Figure data in JSON
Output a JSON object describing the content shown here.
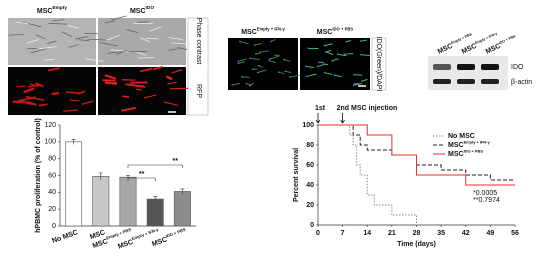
{
  "panels": {
    "microscopy": {
      "columns": [
        {
          "base": "MSC",
          "sup": "Empty"
        },
        {
          "base": "MSC",
          "sup": "IDO"
        }
      ],
      "rows": [
        "Phase contrast",
        "RFP"
      ]
    },
    "immunofluorescence": {
      "columns": [
        {
          "base": "MSC",
          "sup": "Empty + IFN-γ"
        },
        {
          "base": "MSC",
          "sup": "IDO + PBS"
        }
      ],
      "side_label": "IDO(Green)/DAPI"
    },
    "western_blot": {
      "lanes": [
        {
          "base": "MSC",
          "sup": "Empty + PBS"
        },
        {
          "base": "MSC",
          "sup": "Empty + IFN-γ"
        },
        {
          "base": "MSC",
          "sup": "IDO + PBS"
        }
      ],
      "bands": [
        "IDO",
        "β-actin"
      ]
    }
  },
  "chart_data": [
    {
      "type": "bar",
      "y_label": "hPBMC proliferation (% of control)",
      "categories": [
        "No MSC",
        "MSC",
        "MSC",
        "MSC",
        "MSC"
      ],
      "category_sup": [
        null,
        null,
        "Empty + PBS",
        "Empty + IFN-γ",
        "IDO + PBS"
      ],
      "values": [
        100,
        59,
        58,
        32,
        41
      ],
      "errors": [
        3,
        4,
        2,
        3,
        3
      ],
      "colors": [
        "#ffffff",
        "#c8c8c8",
        "#a8a8a8",
        "#555555",
        "#8c8c8c"
      ],
      "ylim": [
        0,
        120
      ],
      "yticks": [
        0,
        20,
        40,
        60,
        80,
        100,
        120
      ],
      "annotations": [
        "**",
        "**"
      ]
    },
    {
      "type": "line",
      "x_label": "Time (days)",
      "y_label": "Percent survival",
      "xlim": [
        0,
        56
      ],
      "xticks": [
        0,
        7,
        14,
        21,
        28,
        35,
        42,
        49,
        56
      ],
      "ylim": [
        0,
        100
      ],
      "yticks": [
        0,
        20,
        40,
        60,
        80,
        100
      ],
      "legend": "upper right",
      "annotations": [
        "1st",
        "2nd MSC injection",
        "*0.0005",
        "**0.7974"
      ],
      "series": [
        {
          "name": "No MSC",
          "sup": null,
          "color": "#888888",
          "dash": "1.5,1.5",
          "x": [
            0,
            9,
            9,
            10,
            10,
            11,
            11,
            12,
            12,
            14,
            14,
            16,
            16,
            21,
            21,
            28,
            28
          ],
          "values": [
            100,
            100,
            90,
            90,
            80,
            80,
            60,
            60,
            50,
            50,
            30,
            30,
            20,
            20,
            10,
            10,
            0
          ]
        },
        {
          "name": "MSC",
          "sup": "Empty + IFN-γ",
          "color": "#222222",
          "dash": "4,2",
          "x": [
            0,
            10,
            10,
            12,
            12,
            14,
            14,
            21,
            21,
            28,
            28,
            35,
            35,
            42,
            42,
            49,
            49,
            56
          ],
          "values": [
            100,
            100,
            90,
            90,
            80,
            80,
            75,
            75,
            70,
            70,
            60,
            60,
            55,
            55,
            50,
            50,
            45,
            45
          ]
        },
        {
          "name": "MSC",
          "sup": "IDO + PBS",
          "color": "#e03030",
          "dash": "none",
          "x": [
            0,
            14,
            14,
            21,
            21,
            28,
            28,
            42,
            42,
            56
          ],
          "values": [
            100,
            100,
            90,
            90,
            70,
            70,
            50,
            50,
            40,
            40
          ]
        }
      ]
    }
  ]
}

→ **Exercise requirements**:
Pick out all lines containing the string "Empty".

→ **Task response**:
          "sup": "Empty"
          "sup": "Empty + IFN-γ"
          "sup": "Empty + PBS"
          "sup": "Empty + IFN-γ"
        "Empty + PBS",
        "Empty + IFN-γ",
          "sup": "Empty + IFN-γ",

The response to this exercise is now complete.